[Aim] Copy every item below word for word, keeping each line and its order unchanged.
═════ The data ═════
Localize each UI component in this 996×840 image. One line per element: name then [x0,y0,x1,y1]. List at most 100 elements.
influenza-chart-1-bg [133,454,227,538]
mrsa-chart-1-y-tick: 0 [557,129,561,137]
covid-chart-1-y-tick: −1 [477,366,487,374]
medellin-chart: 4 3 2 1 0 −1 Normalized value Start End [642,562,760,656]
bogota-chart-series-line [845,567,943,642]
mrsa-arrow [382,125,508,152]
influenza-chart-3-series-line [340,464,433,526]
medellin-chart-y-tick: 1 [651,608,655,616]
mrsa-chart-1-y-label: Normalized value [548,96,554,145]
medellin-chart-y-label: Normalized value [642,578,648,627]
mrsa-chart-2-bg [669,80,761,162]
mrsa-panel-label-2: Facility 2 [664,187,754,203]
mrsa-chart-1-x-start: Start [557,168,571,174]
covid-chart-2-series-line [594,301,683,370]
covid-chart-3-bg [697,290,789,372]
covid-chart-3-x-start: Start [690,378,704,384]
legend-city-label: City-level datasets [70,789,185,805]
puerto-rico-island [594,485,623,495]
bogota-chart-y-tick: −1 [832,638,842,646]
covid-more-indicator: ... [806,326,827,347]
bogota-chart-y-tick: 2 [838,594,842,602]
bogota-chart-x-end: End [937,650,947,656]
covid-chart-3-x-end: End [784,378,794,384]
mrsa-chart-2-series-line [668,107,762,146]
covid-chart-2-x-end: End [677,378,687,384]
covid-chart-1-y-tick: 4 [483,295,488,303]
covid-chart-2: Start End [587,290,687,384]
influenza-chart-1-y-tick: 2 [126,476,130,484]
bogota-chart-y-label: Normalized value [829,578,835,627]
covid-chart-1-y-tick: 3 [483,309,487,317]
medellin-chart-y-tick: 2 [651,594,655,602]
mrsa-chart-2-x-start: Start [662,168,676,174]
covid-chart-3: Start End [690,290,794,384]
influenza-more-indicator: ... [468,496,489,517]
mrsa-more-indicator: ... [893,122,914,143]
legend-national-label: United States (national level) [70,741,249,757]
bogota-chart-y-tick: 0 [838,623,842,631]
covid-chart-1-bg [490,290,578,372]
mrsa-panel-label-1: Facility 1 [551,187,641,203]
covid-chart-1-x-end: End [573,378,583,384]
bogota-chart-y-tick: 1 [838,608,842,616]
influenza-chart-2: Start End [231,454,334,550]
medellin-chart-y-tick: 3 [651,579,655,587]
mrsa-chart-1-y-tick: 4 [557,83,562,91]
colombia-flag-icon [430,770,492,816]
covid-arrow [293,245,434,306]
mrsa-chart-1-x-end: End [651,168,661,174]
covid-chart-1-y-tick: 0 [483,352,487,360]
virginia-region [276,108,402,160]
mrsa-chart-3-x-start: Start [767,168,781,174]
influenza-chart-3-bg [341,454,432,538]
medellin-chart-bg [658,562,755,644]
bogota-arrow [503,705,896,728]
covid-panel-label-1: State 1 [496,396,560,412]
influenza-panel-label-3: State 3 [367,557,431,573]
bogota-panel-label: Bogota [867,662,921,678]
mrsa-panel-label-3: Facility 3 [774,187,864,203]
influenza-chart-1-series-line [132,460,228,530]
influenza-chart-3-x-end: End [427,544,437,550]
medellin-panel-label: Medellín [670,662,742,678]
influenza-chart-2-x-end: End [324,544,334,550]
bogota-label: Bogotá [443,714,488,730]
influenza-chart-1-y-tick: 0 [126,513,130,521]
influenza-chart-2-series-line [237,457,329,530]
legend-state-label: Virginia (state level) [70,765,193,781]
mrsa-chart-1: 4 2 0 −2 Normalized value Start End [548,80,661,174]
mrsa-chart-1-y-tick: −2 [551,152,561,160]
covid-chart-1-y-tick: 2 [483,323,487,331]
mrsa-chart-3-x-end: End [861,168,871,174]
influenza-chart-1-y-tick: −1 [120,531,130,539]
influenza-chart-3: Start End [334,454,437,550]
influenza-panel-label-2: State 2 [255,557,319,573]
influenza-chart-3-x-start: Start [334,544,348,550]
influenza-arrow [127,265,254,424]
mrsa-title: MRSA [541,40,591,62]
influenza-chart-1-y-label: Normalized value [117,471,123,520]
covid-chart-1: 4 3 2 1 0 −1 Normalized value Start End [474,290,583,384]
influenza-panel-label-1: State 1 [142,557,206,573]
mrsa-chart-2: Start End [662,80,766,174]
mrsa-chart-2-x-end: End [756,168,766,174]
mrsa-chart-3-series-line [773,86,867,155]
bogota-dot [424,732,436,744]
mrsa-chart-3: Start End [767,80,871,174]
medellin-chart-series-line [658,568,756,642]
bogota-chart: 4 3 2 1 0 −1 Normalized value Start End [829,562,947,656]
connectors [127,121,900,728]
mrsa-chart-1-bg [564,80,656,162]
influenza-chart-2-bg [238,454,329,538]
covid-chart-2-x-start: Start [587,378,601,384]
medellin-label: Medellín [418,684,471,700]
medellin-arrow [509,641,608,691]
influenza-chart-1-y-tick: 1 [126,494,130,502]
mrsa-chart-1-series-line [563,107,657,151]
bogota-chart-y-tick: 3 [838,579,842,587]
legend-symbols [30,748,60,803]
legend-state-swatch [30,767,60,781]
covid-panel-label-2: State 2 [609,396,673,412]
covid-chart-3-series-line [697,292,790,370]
═════
[Expected output]
Localize each UI component in this 996×840 image. One line per element: name then [x0,y0,x1,y1]. List at most 100 elements.
influenza-chart-1-bg [133,454,227,538]
mrsa-chart-1-y-tick: 0 [557,129,561,137]
covid-chart-1-y-tick: −1 [477,366,487,374]
medellin-chart: 4 3 2 1 0 −1 Normalized value Start End [642,562,760,656]
bogota-chart-series-line [845,567,943,642]
mrsa-arrow [382,125,508,152]
influenza-chart-3-series-line [340,464,433,526]
medellin-chart-y-tick: 1 [651,608,655,616]
mrsa-chart-1-y-label: Normalized value [548,96,554,145]
medellin-chart-y-label: Normalized value [642,578,648,627]
mrsa-chart-2-bg [669,80,761,162]
mrsa-panel-label-2: Facility 2 [664,187,754,203]
mrsa-chart-1-x-start: Start [557,168,571,174]
covid-chart-2-series-line [594,301,683,370]
covid-chart-3-bg [697,290,789,372]
covid-chart-3-x-start: Start [690,378,704,384]
legend-city-label: City-level datasets [70,789,185,805]
puerto-rico-island [594,485,623,495]
bogota-chart-y-tick: −1 [832,638,842,646]
covid-more-indicator: ... [806,326,827,347]
bogota-chart-y-tick: 2 [838,594,842,602]
bogota-chart-x-end: End [937,650,947,656]
covid-chart-3-x-end: End [784,378,794,384]
mrsa-chart-2-series-line [668,107,762,146]
covid-chart-2-x-end: End [677,378,687,384]
covid-chart-1-y-tick: 4 [483,295,488,303]
covid-chart-2: Start End [587,290,687,384]
influenza-chart-1-y-tick: 2 [126,476,130,484]
bogota-chart-y-label: Normalized value [829,578,835,627]
covid-chart-1-y-tick: 3 [483,309,487,317]
medellin-chart-y-tick: 2 [651,594,655,602]
mrsa-chart-2-x-start: Start [662,168,676,174]
covid-chart-3: Start End [690,290,794,384]
influenza-more-indicator: ... [468,496,489,517]
mrsa-more-indicator: ... [893,122,914,143]
legend-national-label: United States (national level) [70,741,249,757]
bogota-chart-y-tick: 0 [838,623,842,631]
covid-chart-1-bg [490,290,578,372]
mrsa-panel-label-1: Facility 1 [551,187,641,203]
covid-chart-1-x-end: End [573,378,583,384]
bogota-chart-y-tick: 1 [838,608,842,616]
influenza-chart-2: Start End [231,454,334,550]
medellin-chart-y-tick: 3 [651,579,655,587]
mrsa-chart-1-y-tick: 4 [557,83,562,91]
colombia-flag-icon [430,770,492,816]
covid-arrow [293,245,434,306]
mrsa-chart-1-x-end: End [651,168,661,174]
covid-chart-1-y-tick: 0 [483,352,487,360]
virginia-region [276,108,402,160]
mrsa-chart-3-x-start: Start [767,168,781,174]
influenza-chart-3-bg [341,454,432,538]
medellin-chart-bg [658,562,755,644]
bogota-arrow [503,705,896,728]
covid-panel-label-1: State 1 [496,396,560,412]
influenza-panel-label-3: State 3 [367,557,431,573]
bogota-panel-label: Bogota [867,662,921,678]
mrsa-panel-label-3: Facility 3 [774,187,864,203]
influenza-chart-1-series-line [132,460,228,530]
influenza-chart-3-x-end: End [427,544,437,550]
medellin-panel-label: Medellín [670,662,742,678]
influenza-chart-2-x-end: End [324,544,334,550]
bogota-label: Bogotá [443,714,488,730]
influenza-chart-1-y-tick: 0 [126,513,130,521]
influenza-chart-2-series-line [237,457,329,530]
legend-state-label: Virginia (state level) [70,765,193,781]
mrsa-chart-1: 4 2 0 −2 Normalized value Start End [548,80,661,174]
mrsa-chart-1-y-tick: −2 [551,152,561,160]
covid-chart-1-y-tick: 2 [483,323,487,331]
mrsa-chart-3-x-end: End [861,168,871,174]
influenza-chart-1-y-tick: −1 [120,531,130,539]
influenza-chart-3: Start End [334,454,437,550]
influenza-panel-label-2: State 2 [255,557,319,573]
influenza-chart-3-x-start: Start [334,544,348,550]
influenza-arrow [127,265,254,424]
mrsa-title: MRSA [541,40,591,62]
influenza-chart-1-y-label: Normalized value [117,471,123,520]
covid-chart-1: 4 3 2 1 0 −1 Normalized value Start End [474,290,583,384]
influenza-panel-label-1: State 1 [142,557,206,573]
mrsa-chart-2: Start End [662,80,766,174]
mrsa-chart-2-x-end: End [756,168,766,174]
mrsa-chart-3-series-line [773,86,867,155]
bogota-dot [424,732,436,744]
mrsa-chart-3: Start End [767,80,871,174]
medellin-chart-series-line [658,568,756,642]
bogota-chart: 4 3 2 1 0 −1 Normalized value Start End [829,562,947,656]
connectors [127,121,900,728]
mrsa-chart-1-bg [564,80,656,162]
influenza-chart-2-bg [238,454,329,538]
covid-chart-2-x-start: Start [587,378,601,384]
medellin-label: Medellín [418,684,471,700]
medellin-arrow [509,641,608,691]
influenza-chart-1-y-tick: 1 [126,494,130,502]
mrsa-chart-1-series-line [563,107,657,151]
bogota-chart-y-tick: 3 [838,579,842,587]
legend-symbols [30,748,60,803]
legend-state-swatch [30,767,60,781]
covid-panel-label-2: State 2 [609,396,673,412]
covid-chart-3-series-line [697,292,790,370]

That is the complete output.